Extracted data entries
-*-

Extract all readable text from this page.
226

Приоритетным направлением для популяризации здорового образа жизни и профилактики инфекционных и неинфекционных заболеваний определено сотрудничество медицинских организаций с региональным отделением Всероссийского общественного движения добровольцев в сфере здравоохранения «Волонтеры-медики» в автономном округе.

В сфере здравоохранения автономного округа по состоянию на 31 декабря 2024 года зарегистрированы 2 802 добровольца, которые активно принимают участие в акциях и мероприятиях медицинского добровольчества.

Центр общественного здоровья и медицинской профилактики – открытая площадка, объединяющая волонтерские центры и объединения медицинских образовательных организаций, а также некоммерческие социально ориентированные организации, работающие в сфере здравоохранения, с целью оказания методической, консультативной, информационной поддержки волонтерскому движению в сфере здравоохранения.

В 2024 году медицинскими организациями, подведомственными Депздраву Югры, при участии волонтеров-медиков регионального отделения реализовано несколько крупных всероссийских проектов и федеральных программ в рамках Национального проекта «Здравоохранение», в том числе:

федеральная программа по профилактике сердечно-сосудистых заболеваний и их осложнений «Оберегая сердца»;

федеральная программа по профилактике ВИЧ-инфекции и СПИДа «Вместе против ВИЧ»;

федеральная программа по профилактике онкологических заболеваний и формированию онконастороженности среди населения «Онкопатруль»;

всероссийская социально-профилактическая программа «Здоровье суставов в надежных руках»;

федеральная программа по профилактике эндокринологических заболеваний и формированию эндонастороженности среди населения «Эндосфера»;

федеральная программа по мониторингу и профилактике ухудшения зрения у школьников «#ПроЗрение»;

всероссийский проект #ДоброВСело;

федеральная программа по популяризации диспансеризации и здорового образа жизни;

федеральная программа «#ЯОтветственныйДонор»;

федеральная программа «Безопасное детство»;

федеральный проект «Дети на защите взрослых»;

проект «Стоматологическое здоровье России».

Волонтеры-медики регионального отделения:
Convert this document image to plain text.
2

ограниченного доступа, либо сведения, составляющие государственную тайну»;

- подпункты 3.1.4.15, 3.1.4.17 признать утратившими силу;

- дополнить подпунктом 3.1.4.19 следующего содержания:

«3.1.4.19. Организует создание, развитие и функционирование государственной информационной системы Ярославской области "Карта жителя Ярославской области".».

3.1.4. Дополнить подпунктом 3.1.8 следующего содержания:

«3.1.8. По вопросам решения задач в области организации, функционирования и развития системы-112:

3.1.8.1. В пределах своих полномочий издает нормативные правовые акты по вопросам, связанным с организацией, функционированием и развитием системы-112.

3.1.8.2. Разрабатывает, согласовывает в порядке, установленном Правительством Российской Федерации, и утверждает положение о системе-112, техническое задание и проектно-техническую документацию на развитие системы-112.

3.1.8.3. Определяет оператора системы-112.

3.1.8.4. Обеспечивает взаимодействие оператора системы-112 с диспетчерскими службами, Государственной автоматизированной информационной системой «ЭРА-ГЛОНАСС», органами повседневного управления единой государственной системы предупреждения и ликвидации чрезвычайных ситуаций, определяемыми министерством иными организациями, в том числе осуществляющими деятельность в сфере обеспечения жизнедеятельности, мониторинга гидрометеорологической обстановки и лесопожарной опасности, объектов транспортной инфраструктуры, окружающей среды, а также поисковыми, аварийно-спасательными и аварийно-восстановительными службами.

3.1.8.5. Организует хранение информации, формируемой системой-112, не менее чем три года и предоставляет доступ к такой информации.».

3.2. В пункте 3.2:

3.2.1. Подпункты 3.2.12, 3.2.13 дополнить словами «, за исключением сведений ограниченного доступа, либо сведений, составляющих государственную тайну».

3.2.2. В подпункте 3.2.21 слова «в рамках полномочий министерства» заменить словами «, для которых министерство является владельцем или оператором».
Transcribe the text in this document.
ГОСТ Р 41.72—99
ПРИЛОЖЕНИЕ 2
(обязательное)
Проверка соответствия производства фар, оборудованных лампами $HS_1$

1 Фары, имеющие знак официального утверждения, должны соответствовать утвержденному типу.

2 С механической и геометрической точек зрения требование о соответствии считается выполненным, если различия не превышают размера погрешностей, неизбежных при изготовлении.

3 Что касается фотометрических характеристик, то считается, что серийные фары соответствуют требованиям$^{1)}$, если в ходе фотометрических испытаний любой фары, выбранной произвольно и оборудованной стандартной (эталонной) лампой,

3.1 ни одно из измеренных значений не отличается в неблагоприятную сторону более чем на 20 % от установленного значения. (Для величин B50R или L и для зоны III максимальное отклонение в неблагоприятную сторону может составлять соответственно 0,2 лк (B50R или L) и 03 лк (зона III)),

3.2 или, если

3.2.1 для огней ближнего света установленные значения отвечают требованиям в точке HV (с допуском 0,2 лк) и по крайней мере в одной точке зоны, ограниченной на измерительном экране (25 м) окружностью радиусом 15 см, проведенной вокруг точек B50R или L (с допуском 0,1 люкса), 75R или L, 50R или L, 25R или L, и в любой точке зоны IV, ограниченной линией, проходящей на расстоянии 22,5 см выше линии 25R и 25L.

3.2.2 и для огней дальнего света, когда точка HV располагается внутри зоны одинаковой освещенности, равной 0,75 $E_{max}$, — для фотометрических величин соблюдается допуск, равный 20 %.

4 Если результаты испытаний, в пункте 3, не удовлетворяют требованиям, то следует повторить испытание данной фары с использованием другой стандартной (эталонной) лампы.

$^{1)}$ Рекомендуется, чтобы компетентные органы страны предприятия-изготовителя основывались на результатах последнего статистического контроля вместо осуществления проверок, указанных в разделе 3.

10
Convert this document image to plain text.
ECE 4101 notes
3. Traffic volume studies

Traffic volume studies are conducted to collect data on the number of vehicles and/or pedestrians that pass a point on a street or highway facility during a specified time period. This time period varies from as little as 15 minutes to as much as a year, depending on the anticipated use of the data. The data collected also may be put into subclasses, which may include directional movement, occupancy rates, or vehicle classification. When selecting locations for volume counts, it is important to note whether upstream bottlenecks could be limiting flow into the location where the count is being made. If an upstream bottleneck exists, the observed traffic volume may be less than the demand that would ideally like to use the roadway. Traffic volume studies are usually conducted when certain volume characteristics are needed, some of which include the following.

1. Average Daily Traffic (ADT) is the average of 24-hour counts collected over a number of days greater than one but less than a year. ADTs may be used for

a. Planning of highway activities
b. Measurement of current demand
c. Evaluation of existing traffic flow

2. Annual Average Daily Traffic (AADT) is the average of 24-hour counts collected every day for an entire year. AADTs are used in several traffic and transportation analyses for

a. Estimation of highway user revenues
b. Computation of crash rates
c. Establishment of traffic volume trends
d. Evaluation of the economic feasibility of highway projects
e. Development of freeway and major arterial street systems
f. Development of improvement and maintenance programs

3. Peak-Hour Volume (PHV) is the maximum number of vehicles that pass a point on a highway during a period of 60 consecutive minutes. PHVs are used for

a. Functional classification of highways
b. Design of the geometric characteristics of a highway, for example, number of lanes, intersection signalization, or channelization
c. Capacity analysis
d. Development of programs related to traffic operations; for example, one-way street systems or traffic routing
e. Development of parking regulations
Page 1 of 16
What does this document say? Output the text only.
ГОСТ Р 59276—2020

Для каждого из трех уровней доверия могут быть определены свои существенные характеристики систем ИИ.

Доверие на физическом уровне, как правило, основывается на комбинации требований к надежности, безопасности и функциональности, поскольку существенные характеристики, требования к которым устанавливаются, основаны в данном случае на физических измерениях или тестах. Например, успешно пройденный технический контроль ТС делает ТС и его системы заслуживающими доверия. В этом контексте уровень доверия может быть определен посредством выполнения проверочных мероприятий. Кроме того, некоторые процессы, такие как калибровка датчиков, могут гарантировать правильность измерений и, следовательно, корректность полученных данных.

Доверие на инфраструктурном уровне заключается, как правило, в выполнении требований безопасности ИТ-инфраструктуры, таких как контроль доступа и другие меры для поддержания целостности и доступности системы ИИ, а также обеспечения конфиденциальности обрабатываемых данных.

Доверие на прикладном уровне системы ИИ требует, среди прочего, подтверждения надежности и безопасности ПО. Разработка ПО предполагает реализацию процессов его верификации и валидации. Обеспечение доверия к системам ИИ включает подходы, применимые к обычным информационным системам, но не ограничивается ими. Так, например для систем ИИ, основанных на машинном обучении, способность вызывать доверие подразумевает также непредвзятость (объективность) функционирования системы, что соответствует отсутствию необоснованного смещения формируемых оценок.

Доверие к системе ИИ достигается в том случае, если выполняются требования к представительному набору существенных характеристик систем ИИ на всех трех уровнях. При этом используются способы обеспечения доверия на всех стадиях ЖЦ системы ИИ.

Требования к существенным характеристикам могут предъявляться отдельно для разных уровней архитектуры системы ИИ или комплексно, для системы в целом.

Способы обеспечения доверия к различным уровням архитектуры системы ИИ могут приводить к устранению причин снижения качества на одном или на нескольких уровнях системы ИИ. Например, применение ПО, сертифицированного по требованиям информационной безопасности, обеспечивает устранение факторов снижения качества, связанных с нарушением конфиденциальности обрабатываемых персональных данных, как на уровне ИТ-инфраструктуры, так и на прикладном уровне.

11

-*-

*Instruction*.
Within the listing above, copy each line that has the string "государственную".

*Exercise response*.
ограниченного доступа, либо сведения, составляющие государственную тайну»;
3.2.1. Подпункты 3.2.12, 3.2.13 дополнить словами «, за исключением сведений ограниченного доступа, либо сведений, составляющих государственную тайну».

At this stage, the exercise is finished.